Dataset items
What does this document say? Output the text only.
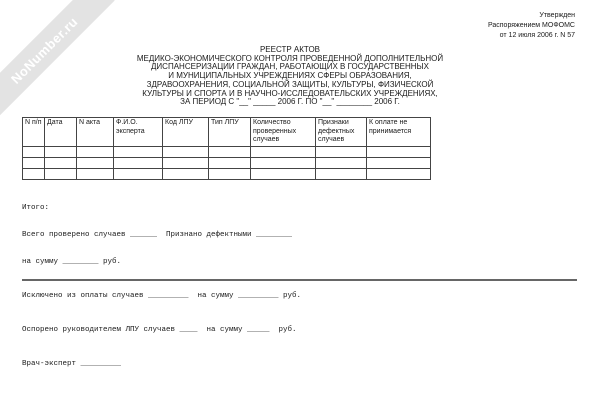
NoNumber.ru	Утвержден
Распоряжением МОФОМС
от 12 июля 2006 г. N 57
РЕЕСТР АКТОВ
МЕДИКО-ЭКОНОМИЧЕСКОГО КОНТРОЛЯ ПРОВЕДЕННОЙ ДОПОЛНИТЕЛЬНОЙ
ДИСПАНСЕРИЗАЦИИ ГРАЖДАН, РАБОТАЮЩИХ В ГОСУДАРСТВЕННЫХ
И МУНИЦИПАЛЬНЫХ УЧРЕЖДЕНИЯХ СФЕРЫ ОБРАЗОВАНИЯ,
ЗДРАВООХРАНЕНИЯ, СОЦИАЛЬНОЙ ЗАЩИТЫ, КУЛЬТУРЫ, ФИЗИЧЕСКОЙ
КУЛЬТУРЫ И СПОРТА И В НАУЧНО-ИССЛЕДОВАТЕЛЬСКИХ УЧРЕЖДЕНИЯХ,
ЗА ПЕРИОД С "__" _____ 2006 Г. ПО "__" ________ 2006 Г.
N п/п	Дата	N акта	Ф.И.О. эксперта	Код ЛПУ	Тип ЛПУ	Количество проверенных случаев	Признаки дефектных случаев	К оплате не принимается

Итого:

Всего проверено случаев ______  Признано дефектными ________

на сумму ________ руб.

Исключено из оплаты случаев _________  на сумму _________ руб.

Оспорено руководителем ЛПУ случаев ____  на сумму _____  руб.

Врач-эксперт _________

TASK GOAL
Return all of the data exactly as written, and drop the pictures.

ANSWER IN FULL
What does this document say? Output the text only.
NoNumber.ru	Утвержден
Распоряжением МОФОМС
от 12 июля 2006 г. N 57
РЕЕСТР АКТОВ
МЕДИКО-ЭКОНОМИЧЕСКОГО КОНТРОЛЯ ПРОВЕДЕННОЙ ДОПОЛНИТЕЛЬНОЙ
ДИСПАНСЕРИЗАЦИИ ГРАЖДАН, РАБОТАЮЩИХ В ГОСУДАРСТВЕННЫХ
И МУНИЦИПАЛЬНЫХ УЧРЕЖДЕНИЯХ СФЕРЫ ОБРАЗОВАНИЯ,
ЗДРАВООХРАНЕНИЯ, СОЦИАЛЬНОЙ ЗАЩИТЫ, КУЛЬТУРЫ, ФИЗИЧЕСКОЙ
КУЛЬТУРЫ И СПОРТА И В НАУЧНО-ИССЛЕДОВАТЕЛЬСКИХ УЧРЕЖДЕНИЯХ,
ЗА ПЕРИОД С "__" _____ 2006 Г. ПО "__" ________ 2006 Г.
N п/п	Дата	N акта	Ф.И.О. эксперта	Код ЛПУ	Тип ЛПУ	Количество проверенных случаев	Признаки дефектных случаев	К оплате не принимается

Итого:

Всего проверено случаев ______  Признано дефектными ________

на сумму ________ руб.

Исключено из оплаты случаев _________  на сумму _________ руб.

Оспорено руководителем ЛПУ случаев ____  на сумму _____  руб.

Врач-эксперт _________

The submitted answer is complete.